→ EXERCISE INSTRUCTIONS
Copy out the listing that follows, exactly, without its pictures.

→ DATA FOR THIS EXERCISE
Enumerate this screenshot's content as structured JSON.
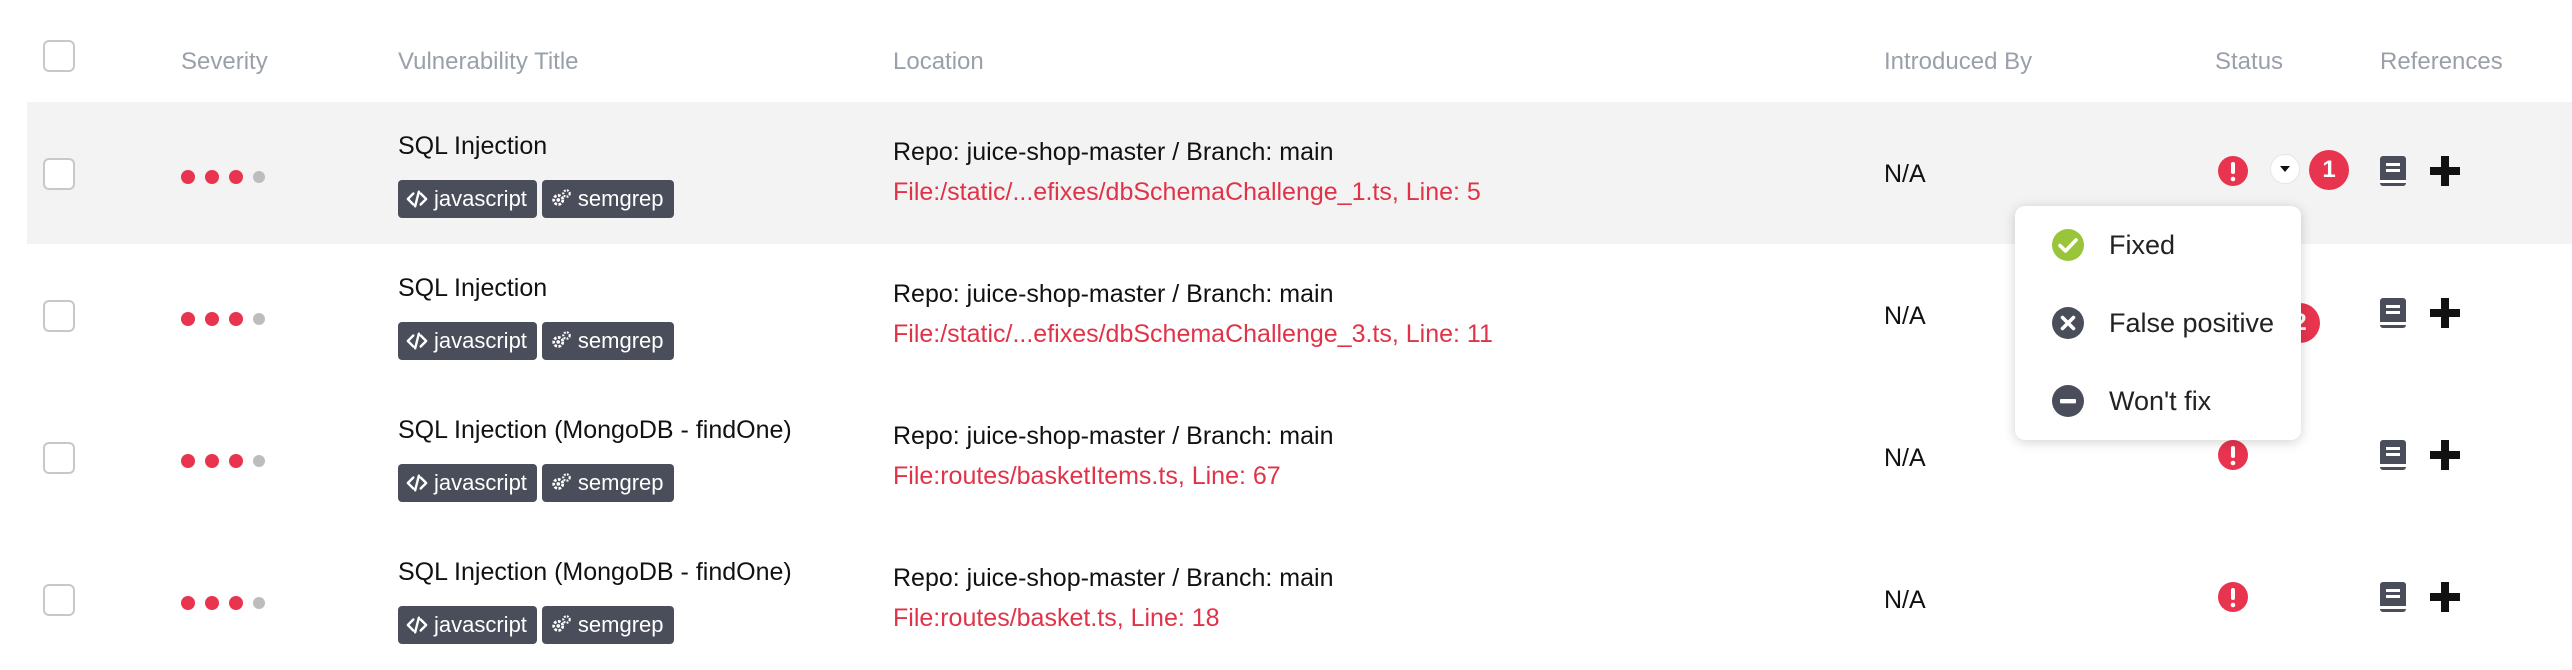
{
  "table": {
    "columns": [
      "Severity",
      "Vulnerability Title",
      "Location",
      "Introduced By",
      "Status",
      "References"
    ],
    "rows": [
      {
        "title": "SQL Injection",
        "tags": [
          "javascript",
          "semgrep"
        ],
        "repo": "Repo: juice-shop-master / Branch: main",
        "file": "File:/static/...efixes/dbSchemaChallenge_1.ts, Line: 5",
        "introduced_by": "N/A",
        "severity_level": 3,
        "severity_max": 4
      },
      {
        "title": "SQL Injection",
        "tags": [
          "javascript",
          "semgrep"
        ],
        "repo": "Repo: juice-shop-master / Branch: main",
        "file": "File:/static/...efixes/dbSchemaChallenge_3.ts, Line: 11",
        "introduced_by": "N/A",
        "severity_level": 3,
        "severity_max": 4
      },
      {
        "title": "SQL Injection (MongoDB - findOne)",
        "tags": [
          "javascript",
          "semgrep"
        ],
        "repo": "Repo: juice-shop-master / Branch: main",
        "file": "File:routes/basketItems.ts, Line: 67",
        "introduced_by": "N/A",
        "severity_level": 3,
        "severity_max": 4
      },
      {
        "title": "SQL Injection (MongoDB - findOne)",
        "tags": [
          "javascript",
          "semgrep"
        ],
        "repo": "Repo: juice-shop-master / Branch: main",
        "file": "File:routes/basket.ts, Line: 18",
        "introduced_by": "N/A",
        "severity_level": 3,
        "severity_max": 4
      }
    ]
  },
  "status_menu": {
    "items": [
      {
        "label": "Fixed",
        "icon": "check-circle-icon"
      },
      {
        "label": "False positive",
        "icon": "x-circle-icon"
      },
      {
        "label": "Won't fix",
        "icon": "minus-circle-icon"
      }
    ]
  },
  "annotations": {
    "badge1": "1",
    "badge2": "2"
  },
  "colors": {
    "severity": "#e8344e",
    "file_link": "#e03348",
    "tag_bg": "#4a4e5a",
    "fixed": "#9ac53b",
    "row_highlight": "#f3f3f3"
  },
  "icons": {
    "status": "exclamation-circle-icon",
    "reference": "book-icon",
    "add": "plus-icon",
    "code": "code-icon",
    "tool": "gears-icon"
  }
}
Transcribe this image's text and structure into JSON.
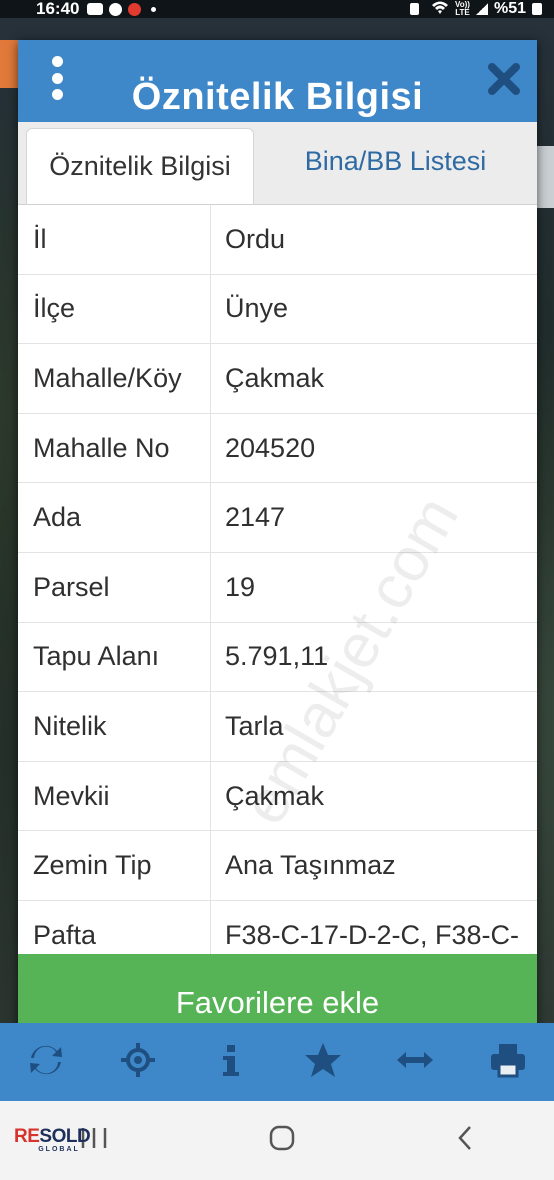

→ RESULT
Enumerate this screenshot's content as structured JSON.
{
  "table": {
    "columns": [
      "Severity",
      "Vulnerability Title",
      "Location",
      "Introduced By",
      "Status",
      "References"
    ],
    "rows": [
      {
        "title": "SQL Injection",
        "tags": [
          "javascript",
          "semgrep"
        ],
        "repo": "Repo: juice-shop-master / Branch: main",
        "file": "File:/static/...efixes/dbSchemaChallenge_1.ts, Line: 5",
        "introduced_by": "N/A",
        "severity_level": 3,
        "severity_max": 4
      },
      {
        "title": "SQL Injection",
        "tags": [
          "javascript",
          "semgrep"
        ],
        "repo": "Repo: juice-shop-master / Branch: main",
        "file": "File:/static/...efixes/dbSchemaChallenge_3.ts, Line: 11",
        "introduced_by": "N/A",
        "severity_level": 3,
        "severity_max": 4
      },
      {
        "title": "SQL Injection (MongoDB - findOne)",
        "tags": [
          "javascript",
          "semgrep"
        ],
        "repo": "Repo: juice-shop-master / Branch: main",
        "file": "File:routes/basketItems.ts, Line: 67",
        "introduced_by": "N/A",
        "severity_level": 3,
        "severity_max": 4
      },
      {
        "title": "SQL Injection (MongoDB - findOne)",
        "tags": [
          "javascript",
          "semgrep"
        ],
        "repo": "Repo: juice-shop-master / Branch: main",
        "file": "File:routes/basket.ts, Line: 18",
        "introduced_by": "N/A",
        "severity_level": 3,
        "severity_max": 4
      }
    ]
  },
  "status_menu": {
    "items": [
      {
        "label": "Fixed",
        "icon": "check-circle-icon"
      },
      {
        "label": "False positive",
        "icon": "x-circle-icon"
      },
      {
        "label": "Won't fix",
        "icon": "minus-circle-icon"
      }
    ]
  },
  "annotations": {
    "badge1": "1",
    "badge2": "2"
  },
  "colors": {
    "severity": "#e8344e",
    "file_link": "#e03348",
    "tag_bg": "#4a4e5a",
    "fixed": "#9ac53b",
    "row_highlight": "#f3f3f3"
  },
  "icons": {
    "status": "exclamation-circle-icon",
    "reference": "book-icon",
    "add": "plus-icon",
    "code": "code-icon",
    "tool": "gears-icon"
  }
}
Transcribe this image's text and structure into JSON.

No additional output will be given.